» TASK PROMPT:
Your task is to transcribe all the entries exactly, excluding pictures.

(Items from a data source)

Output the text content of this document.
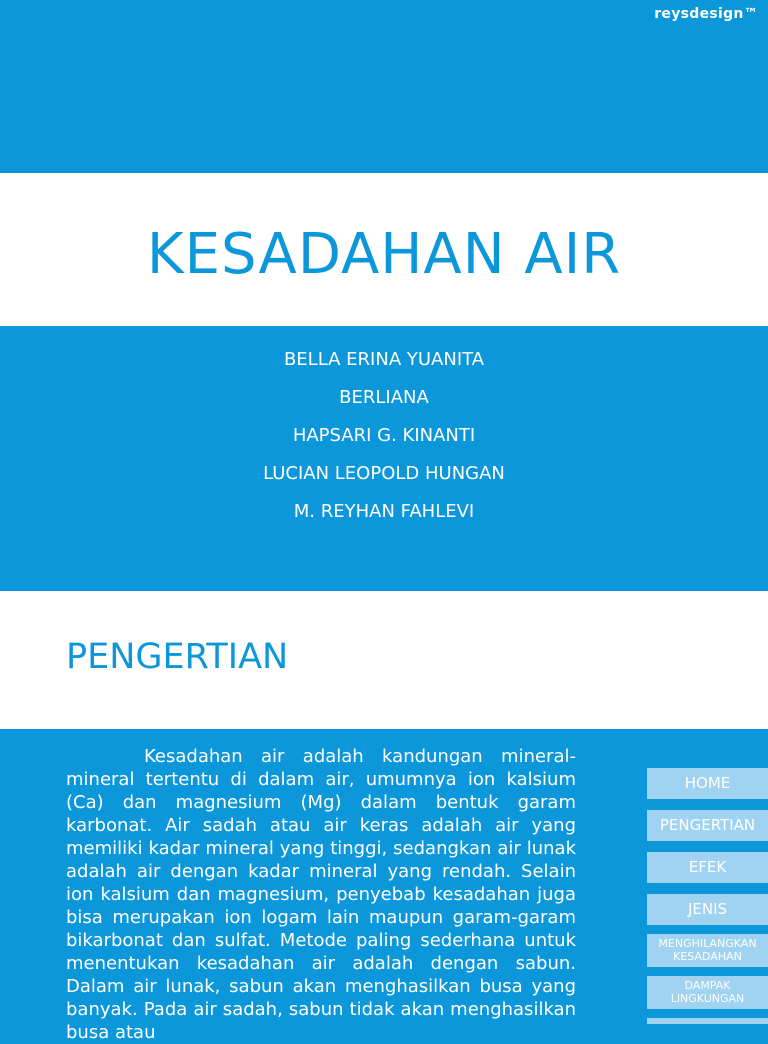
reysdesign™
KESADAHAN AIR
BELLA ERINA YUANITA
BERLIANA
HAPSARI G. KINANTI
LUCIAN LEOPOLD HUNGAN
M. REYHAN FAHLEVI
PENGERTIAN
Kesadahan air adalah kandungan mineral-mineral tertentu di dalam air, umumnya ion kalsium (Ca) dan magnesium (Mg) dalam bentuk garam karbonat. Air sadah atau air keras adalah air yang memiliki kadar mineral yang tinggi, sedangkan air lunak adalah air dengan kadar mineral yang rendah. Selain ion kalsium dan magnesium, penyebab kesadahan juga bisa merupakan ion logam lain maupun garam-garam bikarbonat dan sulfat. Metode paling sederhana untuk menentukan kesadahan air adalah dengan sabun. Dalam air lunak, sabun akan menghasilkan busa yang banyak. Pada air sadah, sabun tidak akan menghasilkan busa atau
HOME
PENGERTIAN
EFEK
JENIS
MENGHILANGKAN
KESADAHAN
DAMPAK
LINGKUNGAN
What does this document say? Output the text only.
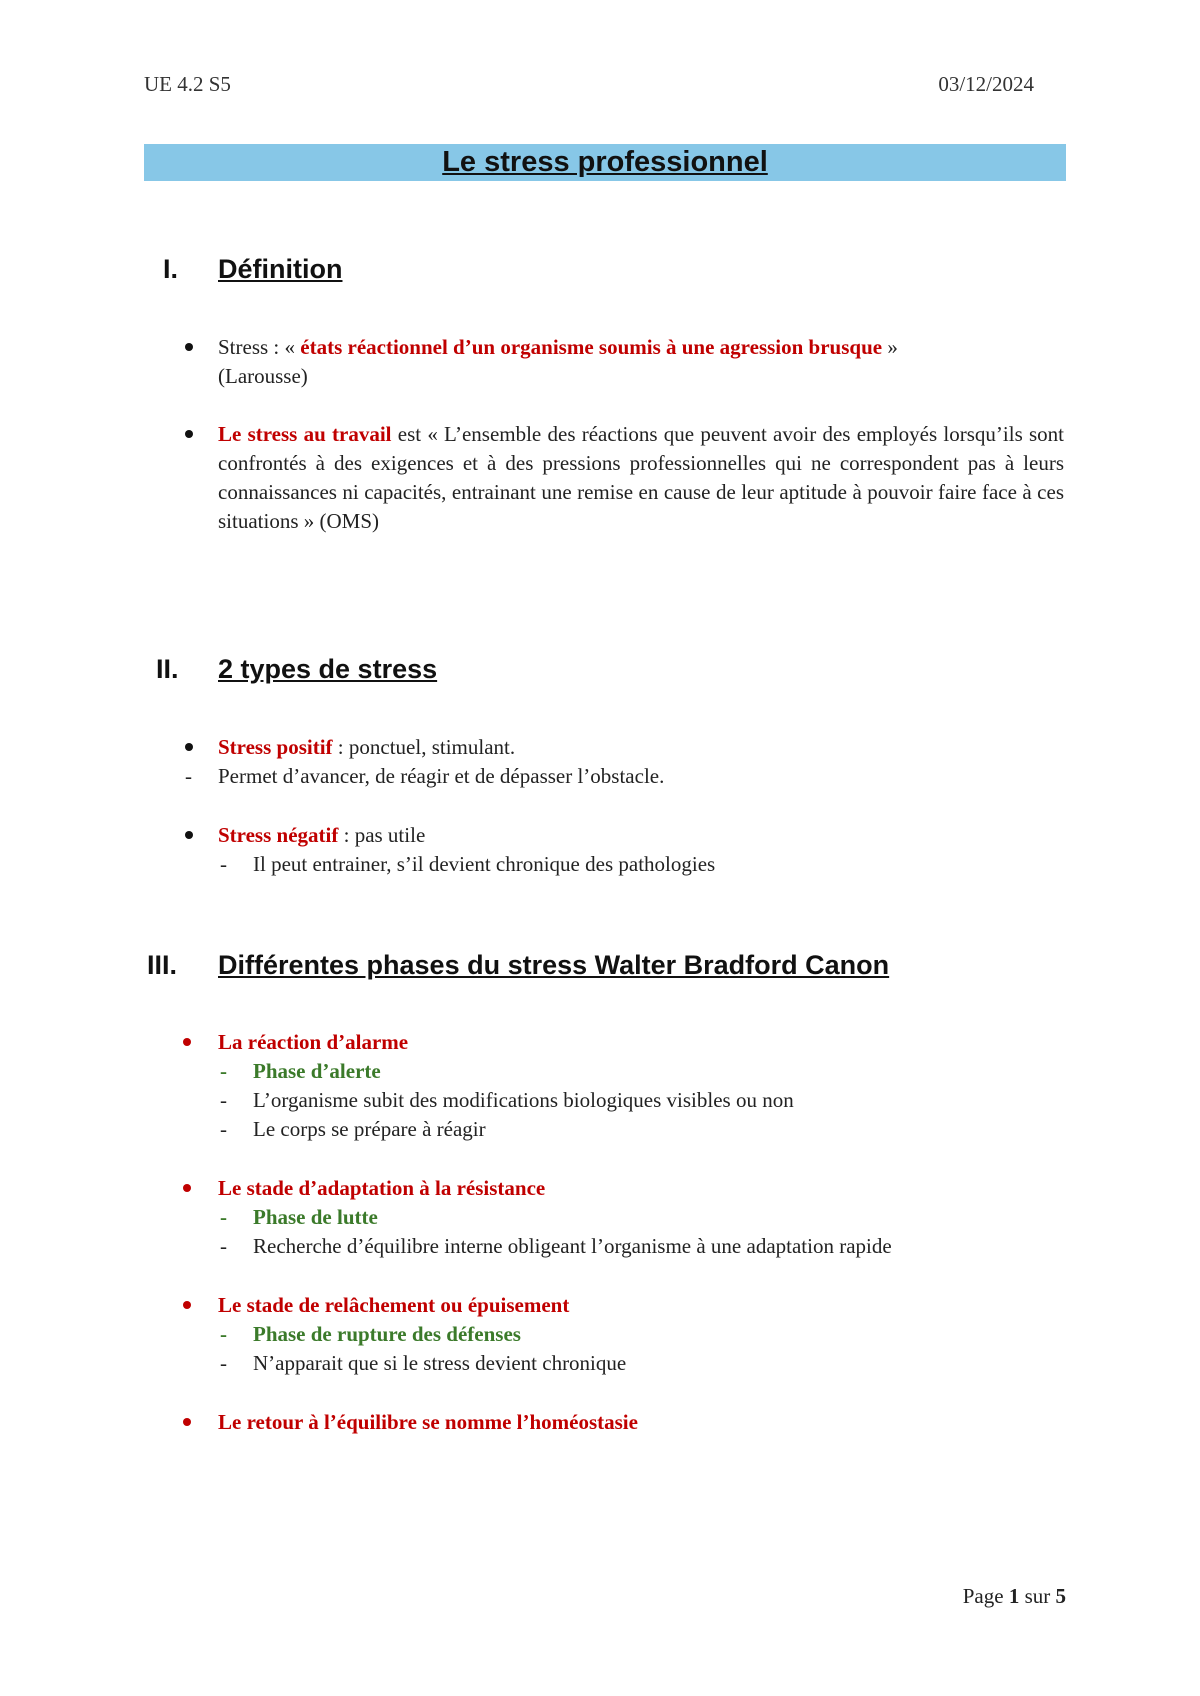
UE 4.2 S5	03/12/2024
Le stress professionnel
I. Définition
Stress : « états réactionnel d’un organisme soumis à une agression brusque »
(Larousse)
Le stress au travail est « L’ensemble des réactions que peuvent avoir des employés lorsqu’ils sont confrontés à des exigences et à des pressions professionnelles qui ne correspondent pas à leurs connaissances ni capacités, entrainant une remise en cause de leur aptitude à pouvoir faire face à ces situations » (OMS)
II. 2 types de stress
Stress positif : ponctuel, stimulant.
- Permet d’avancer, de réagir et de dépasser l’obstacle.
Stress négatif : pas utile
- Il peut entrainer, s’il devient chronique des pathologies
III. Différentes phases du stress Walter Bradford Canon
La réaction d’alarme
- Phase d’alerte
- L’organisme subit des modifications biologiques visibles ou non
- Le corps se prépare à réagir
Le stade d’adaptation à la résistance
- Phase de lutte
- Recherche d’équilibre interne obligeant l’organisme à une adaptation rapide
Le stade de relâchement ou épuisement
- Phase de rupture des défenses
- N’apparait que si le stress devient chronique
Le retour à l’équilibre se nomme l’homéostasie
Page 1 sur 5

» EXERCISE RESULT:
Output the text content of this document.
reysdesign™
KESADAHAN AIR
BELLA ERINA YUANITA
BERLIANA
HAPSARI G. KINANTI
LUCIAN LEOPOLD HUNGAN
M. REYHAN FAHLEVI
PENGERTIAN
Kesadahan air adalah kandungan mineral-mineral tertentu di dalam air, umumnya ion kalsium (Ca) dan magnesium (Mg) dalam bentuk garam karbonat. Air sadah atau air keras adalah air yang memiliki kadar mineral yang tinggi, sedangkan air lunak adalah air dengan kadar mineral yang rendah. Selain ion kalsium dan magnesium, penyebab kesadahan juga bisa merupakan ion logam lain maupun garam-garam bikarbonat dan sulfat. Metode paling sederhana untuk menentukan kesadahan air adalah dengan sabun. Dalam air lunak, sabun akan menghasilkan busa yang banyak. Pada air sadah, sabun tidak akan menghasilkan busa atau
HOME
PENGERTIAN
EFEK
JENIS
MENGHILANGKAN
KESADAHAN
DAMPAK
LINGKUNGAN
What does this document say? Output the text only.
UE 4.2 S5	03/12/2024
Le stress professionnel
I. Définition
Stress : « états réactionnel d’un organisme soumis à une agression brusque »
(Larousse)
Le stress au travail est « L’ensemble des réactions que peuvent avoir des employés lorsqu’ils sont confrontés à des exigences et à des pressions professionnelles qui ne correspondent pas à leurs connaissances ni capacités, entrainant une remise en cause de leur aptitude à pouvoir faire face à ces situations » (OMS)
II. 2 types de stress
Stress positif : ponctuel, stimulant.
- Permet d’avancer, de réagir et de dépasser l’obstacle.
Stress négatif : pas utile
- Il peut entrainer, s’il devient chronique des pathologies
III. Différentes phases du stress Walter Bradford Canon
La réaction d’alarme
- Phase d’alerte
- L’organisme subit des modifications biologiques visibles ou non
- Le corps se prépare à réagir
Le stade d’adaptation à la résistance
- Phase de lutte
- Recherche d’équilibre interne obligeant l’organisme à une adaptation rapide
Le stade de relâchement ou épuisement
- Phase de rupture des défenses
- N’apparait que si le stress devient chronique
Le retour à l’équilibre se nomme l’homéostasie
Page 1 sur 5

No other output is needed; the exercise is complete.